Each entry that follows must be output without any deviation.
╭──
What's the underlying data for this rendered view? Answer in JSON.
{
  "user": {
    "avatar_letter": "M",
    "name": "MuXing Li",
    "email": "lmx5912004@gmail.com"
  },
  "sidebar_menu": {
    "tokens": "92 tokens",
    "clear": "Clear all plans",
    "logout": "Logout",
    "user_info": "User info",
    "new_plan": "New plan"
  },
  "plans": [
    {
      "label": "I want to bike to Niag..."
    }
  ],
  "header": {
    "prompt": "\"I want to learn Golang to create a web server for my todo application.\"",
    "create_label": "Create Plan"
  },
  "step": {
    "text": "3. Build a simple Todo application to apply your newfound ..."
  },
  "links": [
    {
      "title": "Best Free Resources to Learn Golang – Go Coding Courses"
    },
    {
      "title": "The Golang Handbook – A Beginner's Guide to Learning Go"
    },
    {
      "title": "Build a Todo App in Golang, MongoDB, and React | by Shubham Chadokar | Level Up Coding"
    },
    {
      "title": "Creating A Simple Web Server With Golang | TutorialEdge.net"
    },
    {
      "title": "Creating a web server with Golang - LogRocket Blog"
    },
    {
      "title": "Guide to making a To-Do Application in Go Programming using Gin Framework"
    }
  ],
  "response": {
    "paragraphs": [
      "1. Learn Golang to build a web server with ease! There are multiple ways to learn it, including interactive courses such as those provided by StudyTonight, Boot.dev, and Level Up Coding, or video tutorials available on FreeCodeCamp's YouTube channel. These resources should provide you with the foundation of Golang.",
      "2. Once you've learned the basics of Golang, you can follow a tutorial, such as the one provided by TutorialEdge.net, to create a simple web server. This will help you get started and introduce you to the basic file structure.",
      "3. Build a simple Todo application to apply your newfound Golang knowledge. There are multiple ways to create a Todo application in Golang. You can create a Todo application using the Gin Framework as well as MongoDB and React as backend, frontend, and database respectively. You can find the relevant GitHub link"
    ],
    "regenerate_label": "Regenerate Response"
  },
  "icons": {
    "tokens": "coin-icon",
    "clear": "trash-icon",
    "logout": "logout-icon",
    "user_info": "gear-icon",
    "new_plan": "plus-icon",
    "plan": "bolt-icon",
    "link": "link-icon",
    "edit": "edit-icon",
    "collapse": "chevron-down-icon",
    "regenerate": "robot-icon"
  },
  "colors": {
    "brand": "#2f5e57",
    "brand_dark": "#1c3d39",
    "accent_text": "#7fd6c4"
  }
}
╰──
◆ **Answer below**:
What's the underlying data for this rendered view? Answer in JSON.
{
  "user": {
    "avatar_letter": "M",
    "name": "MuXing Li",
    "email": "lmx5912004@gmail.com"
  },
  "sidebar_menu": {
    "tokens": "92 tokens",
    "clear": "Clear all plans",
    "logout": "Logout",
    "user_info": "User info",
    "new_plan": "New plan"
  },
  "plans": [
    {
      "label": "I want to bike to Niag..."
    }
  ],
  "header": {
    "prompt": "\"I want to learn Golang to create a web server for my todo application.\"",
    "create_label": "Create Plan"
  },
  "step": {
    "text": "3. Build a simple Todo application to apply your newfound ..."
  },
  "links": [
    {
      "title": "Best Free Resources to Learn Golang – Go Coding Courses"
    },
    {
      "title": "The Golang Handbook – A Beginner's Guide to Learning Go"
    },
    {
      "title": "Build a Todo App in Golang, MongoDB, and React | by Shubham Chadokar | Level Up Coding"
    },
    {
      "title": "Creating A Simple Web Server With Golang | TutorialEdge.net"
    },
    {
      "title": "Creating a web server with Golang - LogRocket Blog"
    },
    {
      "title": "Guide to making a To-Do Application in Go Programming using Gin Framework"
    }
  ],
  "response": {
    "paragraphs": [
      "1. Learn Golang to build a web server with ease! There are multiple ways to learn it, including interactive courses such as those provided by StudyTonight, Boot.dev, and Level Up Coding, or video tutorials available on FreeCodeCamp's YouTube channel. These resources should provide you with the foundation of Golang.",
      "2. Once you've learned the basics of Golang, you can follow a tutorial, such as the one provided by TutorialEdge.net, to create a simple web server. This will help you get started and introduce you to the basic file structure.",
      "3. Build a simple Todo application to apply your newfound Golang knowledge. There are multiple ways to create a Todo application in Golang. You can create a Todo application using the Gin Framework as well as MongoDB and React as backend, frontend, and database respectively. You can find the relevant GitHub link"
    ],
    "regenerate_label": "Regenerate Response"
  },
  "icons": {
    "tokens": "coin-icon",
    "clear": "trash-icon",
    "logout": "logout-icon",
    "user_info": "gear-icon",
    "new_plan": "plus-icon",
    "plan": "bolt-icon",
    "link": "link-icon",
    "edit": "edit-icon",
    "collapse": "chevron-down-icon",
    "regenerate": "robot-icon"
  },
  "colors": {
    "brand": "#2f5e57",
    "brand_dark": "#1c3d39",
    "accent_text": "#7fd6c4"
  }
}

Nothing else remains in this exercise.